### Problem to solve
Take the entries below and reproduce them word for word.

# # #

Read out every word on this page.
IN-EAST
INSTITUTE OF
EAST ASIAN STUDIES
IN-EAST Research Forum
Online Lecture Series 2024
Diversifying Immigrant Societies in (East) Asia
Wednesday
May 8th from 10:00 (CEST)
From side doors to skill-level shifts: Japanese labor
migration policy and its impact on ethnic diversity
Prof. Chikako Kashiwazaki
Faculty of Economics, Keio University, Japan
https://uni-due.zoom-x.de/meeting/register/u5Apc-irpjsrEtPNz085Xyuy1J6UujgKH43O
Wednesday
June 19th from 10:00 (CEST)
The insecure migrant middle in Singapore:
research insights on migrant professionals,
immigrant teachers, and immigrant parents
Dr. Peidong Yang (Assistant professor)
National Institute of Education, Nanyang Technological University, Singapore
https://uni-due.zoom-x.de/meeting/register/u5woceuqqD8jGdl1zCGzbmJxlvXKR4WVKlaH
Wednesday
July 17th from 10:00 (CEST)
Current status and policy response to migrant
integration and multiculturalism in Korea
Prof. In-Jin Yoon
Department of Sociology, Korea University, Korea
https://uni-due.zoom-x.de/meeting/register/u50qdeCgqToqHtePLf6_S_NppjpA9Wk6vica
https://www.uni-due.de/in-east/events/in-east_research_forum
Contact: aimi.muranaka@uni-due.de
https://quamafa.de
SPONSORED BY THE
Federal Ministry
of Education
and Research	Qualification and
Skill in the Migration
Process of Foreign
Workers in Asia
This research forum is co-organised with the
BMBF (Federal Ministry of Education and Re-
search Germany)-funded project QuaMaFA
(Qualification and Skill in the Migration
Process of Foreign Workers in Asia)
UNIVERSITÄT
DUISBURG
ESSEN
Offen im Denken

# # #

### Reply to the exercise
Read out every word on this page.
IN-EAST
INSTITUTE OF
EAST ASIAN STUDIES
IN-EAST Research Forum
Online Lecture Series 2024
Diversifying Immigrant Societies in (East) Asia
Wednesday
May 8th from 10:00 (CEST)
From side doors to skill-level shifts: Japanese labor
migration policy and its impact on ethnic diversity
Prof. Chikako Kashiwazaki
Faculty of Economics, Keio University, Japan
https://uni-due.zoom-x.de/meeting/register/u5Apc-irpjsrEtPNz085Xyuy1J6UujgKH43O
Wednesday
June 19th from 10:00 (CEST)
The insecure migrant middle in Singapore:
research insights on migrant professionals,
immigrant teachers, and immigrant parents
Dr. Peidong Yang (Assistant professor)
National Institute of Education, Nanyang Technological University, Singapore
https://uni-due.zoom-x.de/meeting/register/u5woceuqqD8jGdl1zCGzbmJxlvXKR4WVKlaH
Wednesday
July 17th from 10:00 (CEST)
Current status and policy response to migrant
integration and multiculturalism in Korea
Prof. In-Jin Yoon
Department of Sociology, Korea University, Korea
https://uni-due.zoom-x.de/meeting/register/u50qdeCgqToqHtePLf6_S_NppjpA9Wk6vica
https://www.uni-due.de/in-east/events/in-east_research_forum
Contact: aimi.muranaka@uni-due.de
https://quamafa.de
SPONSORED BY THE
Federal Ministry
of Education
and Research	Qualification and
Skill in the Migration
Process of Foreign
Workers in Asia
This research forum is co-organised with the
BMBF (Federal Ministry of Education and Re-
search Germany)-funded project QuaMaFA
(Qualification and Skill in the Migration
Process of Foreign Workers in Asia)
UNIVERSITÄT
DUISBURG
ESSEN
Offen im Denken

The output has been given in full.